### WORK INSTRUCTIONS
With the images removed, repeat the data below exactly.

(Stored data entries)
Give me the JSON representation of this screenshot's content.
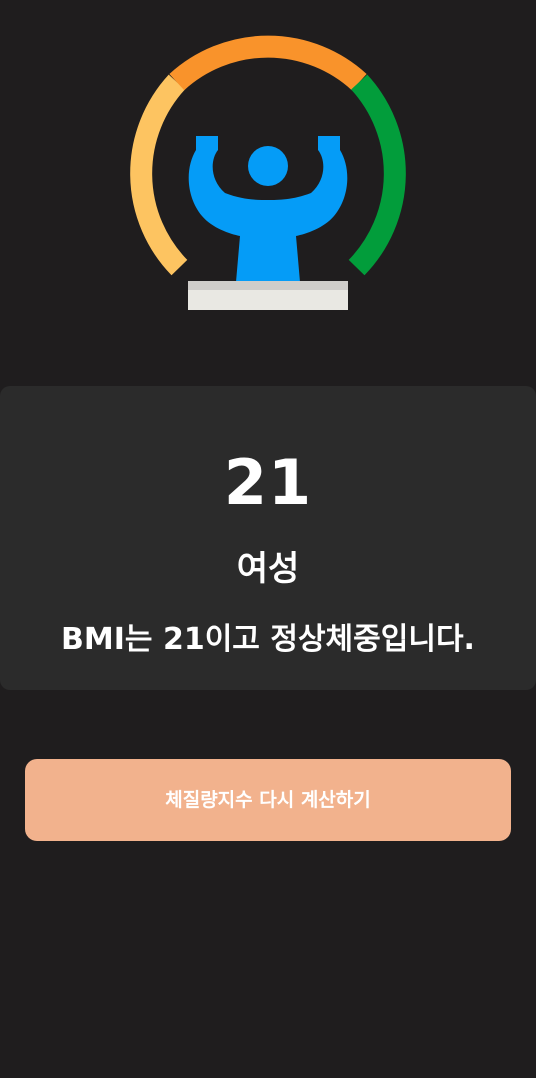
{
  "hero": {
    "icon": "bmi-gauge-weightlifter-icon",
    "colors": {
      "gauge_left": "#fdc461",
      "gauge_top": "#f9932b",
      "gauge_right": "#029d3b",
      "figure": "#059cf7",
      "scale_top": "#cfcdca",
      "scale_body": "#e9e8e3"
    }
  },
  "result": {
    "bmi": "21",
    "gender": "여성",
    "message": "BMI는 21이고 정상체중입니다."
  },
  "actions": {
    "recalculate_label": "체질량지수 다시 계산하기"
  },
  "theme": {
    "background": "#1f1d1e",
    "card": "#2b2b2b",
    "button": "#f2b28d",
    "text": "#ffffff"
  }
}
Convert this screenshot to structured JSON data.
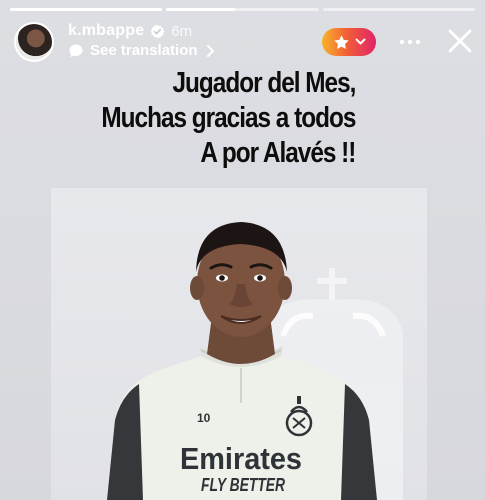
{
  "story": {
    "progress": [
      1,
      0.45,
      0
    ],
    "user": {
      "username": "k.mbappe",
      "time": "6m",
      "translate_label": "See translation"
    },
    "caption": [
      "Jugador del Mes,",
      "Muchas gracias  a todos",
      "A por Alavés !!"
    ],
    "photo": {
      "sleeve_number": "10",
      "sponsor": "Emirates",
      "sponsor_tagline": "FLY BETTER"
    },
    "colors": {
      "accent_gradient": [
        "#f7b32b",
        "#f26035",
        "#e0246a"
      ],
      "kit": "#eff1ea",
      "sleeve": "#34383a"
    }
  }
}
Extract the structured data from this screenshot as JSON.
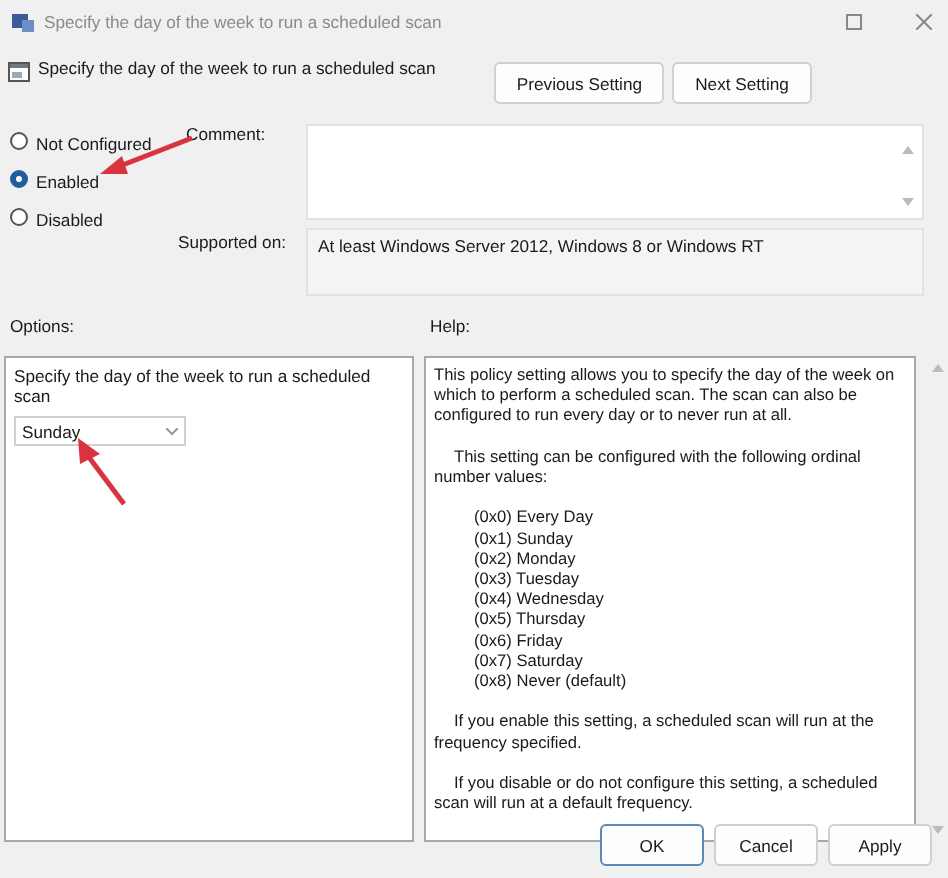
{
  "window": {
    "title": "Specify the day of the week to run a scheduled scan"
  },
  "header": {
    "title": "Specify the day of the week to run a scheduled scan",
    "buttons": [
      "Previous Setting",
      "Next Setting"
    ]
  },
  "state_options": [
    {
      "label": "Not Configured",
      "selected": false
    },
    {
      "label": "Enabled",
      "selected": true
    },
    {
      "label": "Disabled",
      "selected": false
    }
  ],
  "comment": {
    "label": "Comment:"
  },
  "supported_on": {
    "label": "Supported on:",
    "value": "At least Windows Server 2012, Windows 8 or Windows RT"
  },
  "options": {
    "label": "Options:",
    "prompt": "Specify the day of the week to run a scheduled scan",
    "dropdown": {
      "value": "Sunday"
    }
  },
  "help": {
    "label": "Help:",
    "blocks": [
      {
        "kind": "text",
        "text": "This policy setting allows you to specify the day of the week on which to perform a scheduled scan. The scan can also be configured to run every day or to never run at all."
      },
      {
        "kind": "indented",
        "text": "This setting can be configured with the following ordinal number values:"
      },
      {
        "kind": "list",
        "items": [
          "(0x0) Every Day",
          "(0x1) Sunday",
          "(0x2) Monday",
          "(0x3) Tuesday",
          "(0x4) Wednesday",
          "(0x5) Thursday",
          "(0x6) Friday",
          "(0x7) Saturday",
          "(0x8) Never (default)"
        ]
      },
      {
        "kind": "indented",
        "text": "If you enable this setting, a scheduled scan will run at the frequency specified."
      },
      {
        "kind": "indented",
        "text": "If you disable or do not configure this setting, a scheduled scan will run at a default frequency."
      }
    ]
  },
  "buttons": [
    {
      "label": "OK",
      "selected": true
    },
    {
      "label": "Cancel",
      "selected": false
    },
    {
      "label": "Apply",
      "selected": false
    }
  ]
}
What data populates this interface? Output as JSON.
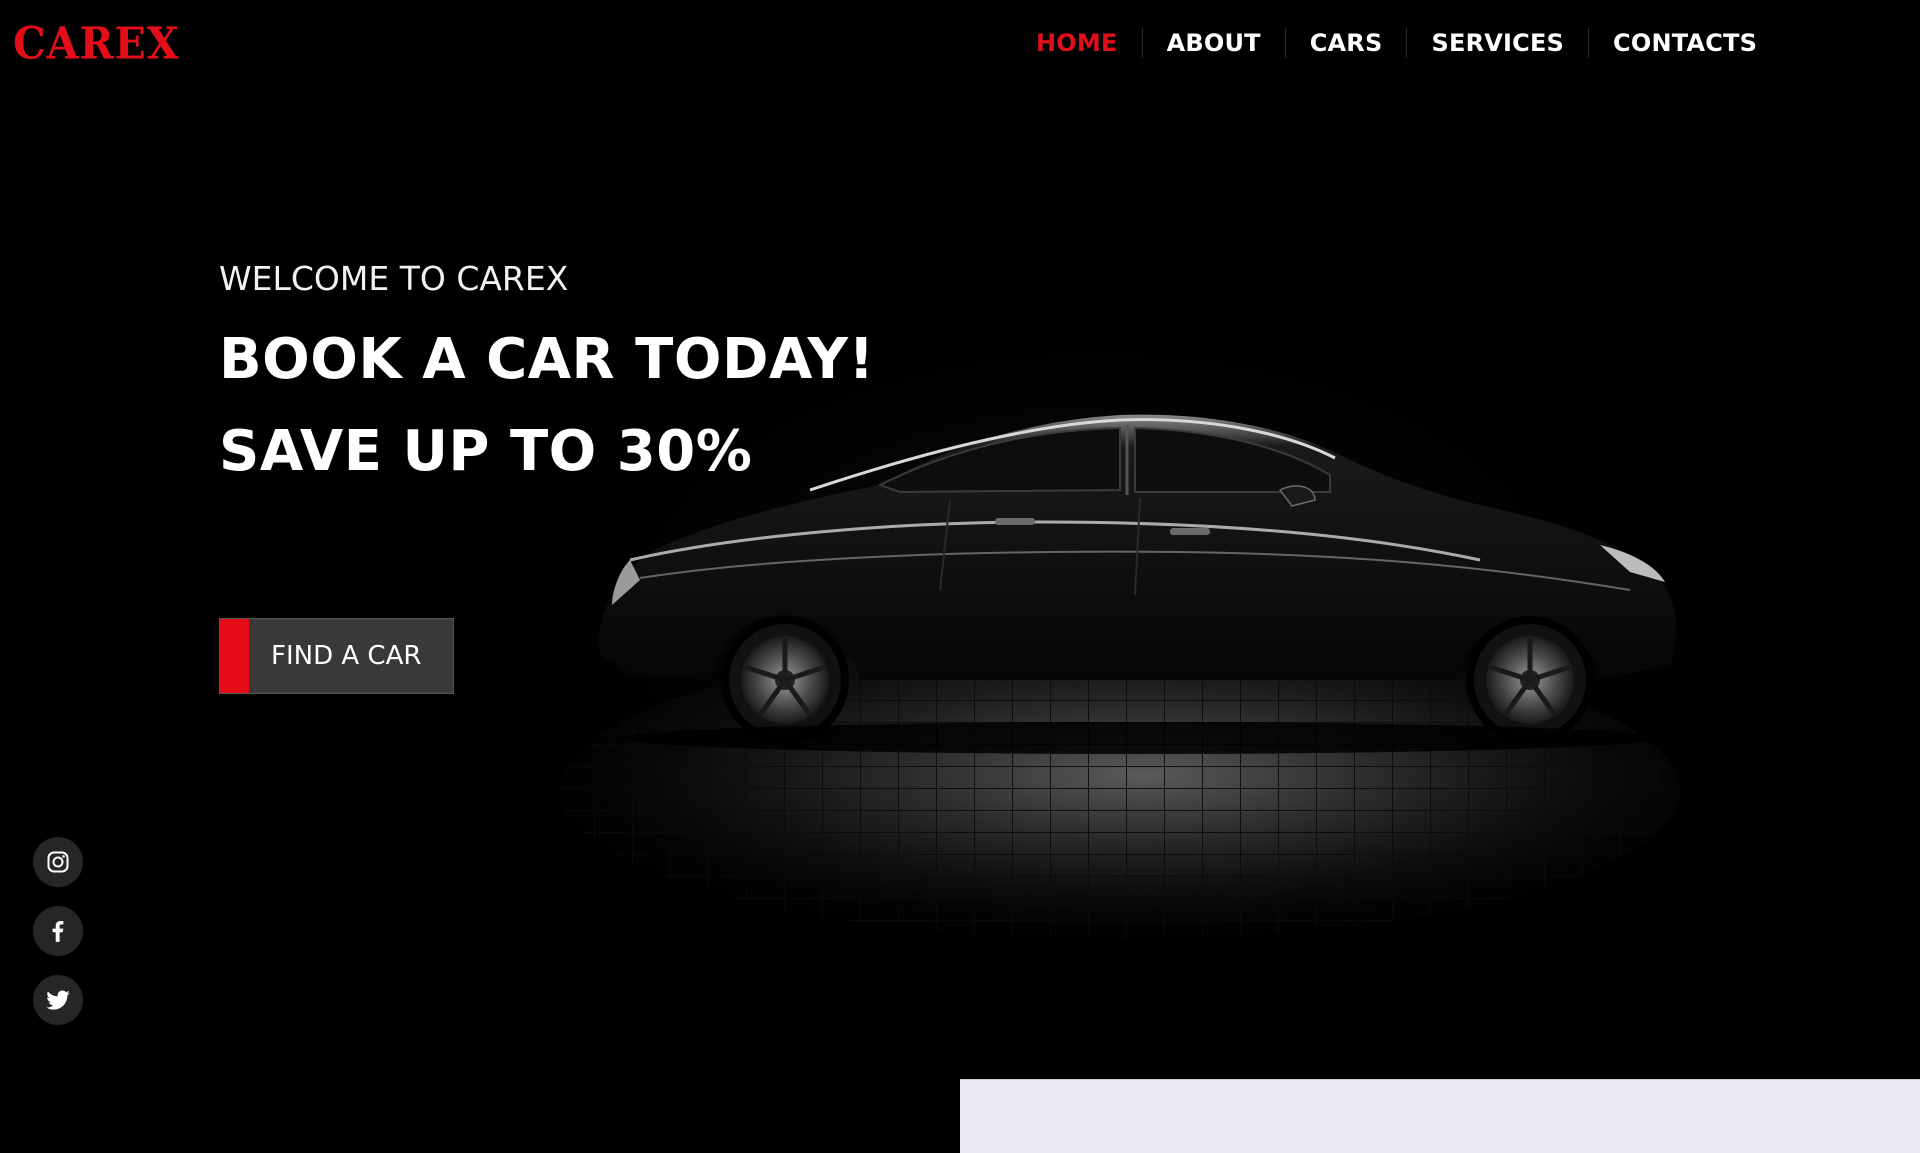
{
  "brand": {
    "logo_text": "CAREX",
    "accent_color": "#e50d1a"
  },
  "nav": {
    "active_color": "#e0101a",
    "items": [
      {
        "label": "HOME",
        "active": true
      },
      {
        "label": "ABOUT",
        "active": false
      },
      {
        "label": "CARS",
        "active": false
      },
      {
        "label": "SERVICES",
        "active": false
      },
      {
        "label": "CONTACTS",
        "active": false
      }
    ]
  },
  "hero": {
    "welcome": "WELCOME TO CAREX",
    "headline_1": "BOOK A CAR TODAY!",
    "headline_2": "SAVE UP TO 30%",
    "cta_label": "FIND A CAR"
  },
  "social": {
    "icons": [
      "instagram-icon",
      "facebook-icon",
      "twitter-icon"
    ]
  },
  "colors": {
    "background": "#000000",
    "button_bg": "#3a3839",
    "next_section_bg": "#e8e9f3"
  }
}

### FINISHED ANSWER
Give me the JSON representation of this screenshot's content.
{
  "hero": {
    "icon": "bmi-gauge-weightlifter-icon",
    "colors": {
      "gauge_left": "#fdc461",
      "gauge_top": "#f9932b",
      "gauge_right": "#029d3b",
      "figure": "#059cf7",
      "scale_top": "#cfcdca",
      "scale_body": "#e9e8e3"
    }
  },
  "result": {
    "bmi": "21",
    "gender": "여성",
    "message": "BMI는 21이고 정상체중입니다."
  },
  "actions": {
    "recalculate_label": "체질량지수 다시 계산하기"
  },
  "theme": {
    "background": "#1f1d1e",
    "card": "#2b2b2b",
    "button": "#f2b28d",
    "text": "#ffffff"
  }
}
Convert this screenshot to structured JSON data.
{
  "story": {
    "progress": [
      1,
      0.45,
      0
    ],
    "user": {
      "username": "k.mbappe",
      "time": "6m",
      "translate_label": "See translation"
    },
    "caption": [
      "Jugador del Mes,",
      "Muchas gracias  a todos",
      "A por Alavés !!"
    ],
    "photo": {
      "sleeve_number": "10",
      "sponsor": "Emirates",
      "sponsor_tagline": "FLY BETTER"
    },
    "colors": {
      "accent_gradient": [
        "#f7b32b",
        "#f26035",
        "#e0246a"
      ],
      "kit": "#eff1ea",
      "sleeve": "#34383a"
    }
  }
}
Extract the structured data from this screenshot as JSON.
{
  "window": {
    "title": "Specify the day of the week to run a scheduled scan"
  },
  "header": {
    "title": "Specify the day of the week to run a scheduled scan",
    "buttons": [
      "Previous Setting",
      "Next Setting"
    ]
  },
  "state_options": [
    {
      "label": "Not Configured",
      "selected": false
    },
    {
      "label": "Enabled",
      "selected": true
    },
    {
      "label": "Disabled",
      "selected": false
    }
  ],
  "comment": {
    "label": "Comment:"
  },
  "supported_on": {
    "label": "Supported on:",
    "value": "At least Windows Server 2012, Windows 8 or Windows RT"
  },
  "options": {
    "label": "Options:",
    "prompt": "Specify the day of the week to run a scheduled scan",
    "dropdown": {
      "value": "Sunday"
    }
  },
  "help": {
    "label": "Help:",
    "blocks": [
      {
        "kind": "text",
        "text": "This policy setting allows you to specify the day of the week on which to perform a scheduled scan. The scan can also be configured to run every day or to never run at all."
      },
      {
        "kind": "indented",
        "text": "This setting can be configured with the following ordinal number values:"
      },
      {
        "kind": "list",
        "items": [
          "(0x0) Every Day",
          "(0x1) Sunday",
          "(0x2) Monday",
          "(0x3) Tuesday",
          "(0x4) Wednesday",
          "(0x5) Thursday",
          "(0x6) Friday",
          "(0x7) Saturday",
          "(0x8) Never (default)"
        ]
      },
      {
        "kind": "indented",
        "text": "If you enable this setting, a scheduled scan will run at the frequency specified."
      },
      {
        "kind": "indented",
        "text": "If you disable or do not configure this setting, a scheduled scan will run at a default frequency."
      }
    ]
  },
  "buttons": [
    {
      "label": "OK",
      "selected": true
    },
    {
      "label": "Cancel",
      "selected": false
    },
    {
      "label": "Apply",
      "selected": false
    }
  ]
}
What data populates this interface? Output as JSON.
{
  "brand": {
    "logo_text": "CAREX",
    "accent_color": "#e50d1a"
  },
  "nav": {
    "active_color": "#e0101a",
    "items": [
      {
        "label": "HOME",
        "active": true
      },
      {
        "label": "ABOUT",
        "active": false
      },
      {
        "label": "CARS",
        "active": false
      },
      {
        "label": "SERVICES",
        "active": false
      },
      {
        "label": "CONTACTS",
        "active": false
      }
    ]
  },
  "hero": {
    "welcome": "WELCOME TO CAREX",
    "headline_1": "BOOK A CAR TODAY!",
    "headline_2": "SAVE UP TO 30%",
    "cta_label": "FIND A CAR"
  },
  "social": {
    "icons": [
      "instagram-icon",
      "facebook-icon",
      "twitter-icon"
    ]
  },
  "colors": {
    "background": "#000000",
    "button_bg": "#3a3839",
    "next_section_bg": "#e8e9f3"
  }
}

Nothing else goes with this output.